• **EXERCISE TASK**
Give only the count of lines containing "name".
--*--
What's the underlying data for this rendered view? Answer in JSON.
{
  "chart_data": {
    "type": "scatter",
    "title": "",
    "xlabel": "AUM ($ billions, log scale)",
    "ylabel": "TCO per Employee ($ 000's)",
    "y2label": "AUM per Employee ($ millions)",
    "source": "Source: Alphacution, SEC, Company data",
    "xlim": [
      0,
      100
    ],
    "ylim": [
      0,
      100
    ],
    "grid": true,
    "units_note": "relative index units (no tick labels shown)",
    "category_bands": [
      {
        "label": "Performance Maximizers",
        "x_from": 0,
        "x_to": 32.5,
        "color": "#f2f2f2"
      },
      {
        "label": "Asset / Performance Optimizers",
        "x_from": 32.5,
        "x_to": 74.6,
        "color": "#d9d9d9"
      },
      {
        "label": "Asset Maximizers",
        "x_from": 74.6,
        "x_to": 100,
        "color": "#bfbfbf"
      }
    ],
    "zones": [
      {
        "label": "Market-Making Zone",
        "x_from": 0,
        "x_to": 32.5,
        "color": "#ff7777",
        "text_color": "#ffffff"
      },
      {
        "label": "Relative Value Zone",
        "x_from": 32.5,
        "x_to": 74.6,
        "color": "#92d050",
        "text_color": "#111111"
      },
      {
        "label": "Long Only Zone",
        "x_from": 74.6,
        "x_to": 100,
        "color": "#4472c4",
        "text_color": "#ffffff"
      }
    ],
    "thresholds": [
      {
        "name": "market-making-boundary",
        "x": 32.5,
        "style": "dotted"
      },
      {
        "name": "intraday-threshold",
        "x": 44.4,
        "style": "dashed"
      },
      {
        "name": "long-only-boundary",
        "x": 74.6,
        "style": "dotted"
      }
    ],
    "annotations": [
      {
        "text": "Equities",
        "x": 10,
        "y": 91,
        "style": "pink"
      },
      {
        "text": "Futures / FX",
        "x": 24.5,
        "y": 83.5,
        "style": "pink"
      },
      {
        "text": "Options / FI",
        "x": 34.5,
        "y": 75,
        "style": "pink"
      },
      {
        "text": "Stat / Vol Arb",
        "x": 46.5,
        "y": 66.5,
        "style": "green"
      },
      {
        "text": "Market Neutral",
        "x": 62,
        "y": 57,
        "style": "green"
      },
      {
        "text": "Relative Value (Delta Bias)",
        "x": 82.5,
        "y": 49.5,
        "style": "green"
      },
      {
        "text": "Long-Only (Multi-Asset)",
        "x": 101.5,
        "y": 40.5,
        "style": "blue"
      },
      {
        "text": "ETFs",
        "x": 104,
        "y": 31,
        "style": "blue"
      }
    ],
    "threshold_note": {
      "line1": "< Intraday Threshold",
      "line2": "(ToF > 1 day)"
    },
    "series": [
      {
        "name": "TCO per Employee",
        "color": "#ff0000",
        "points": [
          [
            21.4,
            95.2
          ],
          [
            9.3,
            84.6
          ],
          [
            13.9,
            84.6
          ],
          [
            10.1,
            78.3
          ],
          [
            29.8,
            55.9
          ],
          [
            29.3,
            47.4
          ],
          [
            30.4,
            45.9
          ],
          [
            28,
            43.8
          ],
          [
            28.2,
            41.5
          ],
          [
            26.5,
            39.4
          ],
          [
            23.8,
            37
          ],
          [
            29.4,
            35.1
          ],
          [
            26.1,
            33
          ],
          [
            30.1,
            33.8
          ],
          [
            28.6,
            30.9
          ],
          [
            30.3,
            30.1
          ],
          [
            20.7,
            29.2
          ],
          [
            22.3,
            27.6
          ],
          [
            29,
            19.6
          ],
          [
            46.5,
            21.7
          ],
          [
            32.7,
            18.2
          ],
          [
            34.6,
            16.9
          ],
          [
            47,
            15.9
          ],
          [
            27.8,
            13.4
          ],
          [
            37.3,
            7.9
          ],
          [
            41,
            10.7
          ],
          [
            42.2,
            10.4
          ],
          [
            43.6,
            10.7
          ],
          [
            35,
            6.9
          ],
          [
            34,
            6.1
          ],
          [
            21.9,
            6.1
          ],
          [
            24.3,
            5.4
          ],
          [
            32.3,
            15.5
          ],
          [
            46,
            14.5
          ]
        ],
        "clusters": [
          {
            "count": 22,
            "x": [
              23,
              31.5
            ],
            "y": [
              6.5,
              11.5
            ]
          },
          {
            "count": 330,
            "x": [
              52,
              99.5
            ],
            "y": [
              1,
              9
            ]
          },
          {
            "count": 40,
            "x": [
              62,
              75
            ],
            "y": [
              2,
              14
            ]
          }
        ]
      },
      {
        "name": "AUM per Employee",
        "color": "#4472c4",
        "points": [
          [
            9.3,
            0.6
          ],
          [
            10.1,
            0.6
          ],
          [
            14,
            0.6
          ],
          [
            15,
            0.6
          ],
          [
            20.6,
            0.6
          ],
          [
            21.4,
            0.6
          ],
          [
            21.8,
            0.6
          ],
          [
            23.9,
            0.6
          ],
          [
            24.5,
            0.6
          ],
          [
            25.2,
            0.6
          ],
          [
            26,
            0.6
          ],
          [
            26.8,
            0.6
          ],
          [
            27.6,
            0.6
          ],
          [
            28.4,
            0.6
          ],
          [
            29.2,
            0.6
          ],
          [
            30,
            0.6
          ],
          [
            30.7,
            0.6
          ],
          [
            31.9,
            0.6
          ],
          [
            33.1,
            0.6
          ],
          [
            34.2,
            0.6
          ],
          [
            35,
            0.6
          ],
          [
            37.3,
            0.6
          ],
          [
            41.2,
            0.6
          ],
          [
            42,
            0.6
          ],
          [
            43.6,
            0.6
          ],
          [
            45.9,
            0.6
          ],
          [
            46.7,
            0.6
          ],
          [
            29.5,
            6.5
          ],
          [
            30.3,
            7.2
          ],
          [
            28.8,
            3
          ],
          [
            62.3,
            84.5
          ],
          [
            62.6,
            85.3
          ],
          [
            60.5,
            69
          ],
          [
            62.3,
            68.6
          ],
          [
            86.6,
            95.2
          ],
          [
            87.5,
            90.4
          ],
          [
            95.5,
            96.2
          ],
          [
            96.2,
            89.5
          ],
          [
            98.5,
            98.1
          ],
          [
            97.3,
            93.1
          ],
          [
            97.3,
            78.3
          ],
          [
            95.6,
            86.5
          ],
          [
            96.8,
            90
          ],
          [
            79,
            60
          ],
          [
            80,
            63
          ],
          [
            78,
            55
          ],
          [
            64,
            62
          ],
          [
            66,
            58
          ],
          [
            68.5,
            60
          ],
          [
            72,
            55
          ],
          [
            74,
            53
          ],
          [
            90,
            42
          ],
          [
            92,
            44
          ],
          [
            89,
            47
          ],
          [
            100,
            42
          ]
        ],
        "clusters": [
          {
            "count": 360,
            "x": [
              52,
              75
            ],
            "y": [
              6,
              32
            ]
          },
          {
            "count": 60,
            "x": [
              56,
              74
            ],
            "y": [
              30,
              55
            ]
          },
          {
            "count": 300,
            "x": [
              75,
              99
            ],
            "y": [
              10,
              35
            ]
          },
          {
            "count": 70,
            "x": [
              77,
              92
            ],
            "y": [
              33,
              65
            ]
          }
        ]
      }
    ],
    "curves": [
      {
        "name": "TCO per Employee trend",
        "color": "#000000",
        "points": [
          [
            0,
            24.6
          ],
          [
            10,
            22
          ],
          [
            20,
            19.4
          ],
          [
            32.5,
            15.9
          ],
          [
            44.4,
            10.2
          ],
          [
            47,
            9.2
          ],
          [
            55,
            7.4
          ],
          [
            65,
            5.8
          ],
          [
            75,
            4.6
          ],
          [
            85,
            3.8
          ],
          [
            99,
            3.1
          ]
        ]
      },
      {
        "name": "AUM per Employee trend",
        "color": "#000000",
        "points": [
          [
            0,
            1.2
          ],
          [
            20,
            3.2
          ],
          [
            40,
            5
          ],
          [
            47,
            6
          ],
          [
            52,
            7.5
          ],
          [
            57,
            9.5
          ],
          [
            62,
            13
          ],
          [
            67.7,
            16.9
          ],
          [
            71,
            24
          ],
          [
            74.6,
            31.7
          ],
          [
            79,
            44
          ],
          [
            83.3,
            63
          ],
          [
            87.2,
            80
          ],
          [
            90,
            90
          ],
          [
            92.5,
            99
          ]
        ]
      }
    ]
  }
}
--*--
• **SOLUTION**
7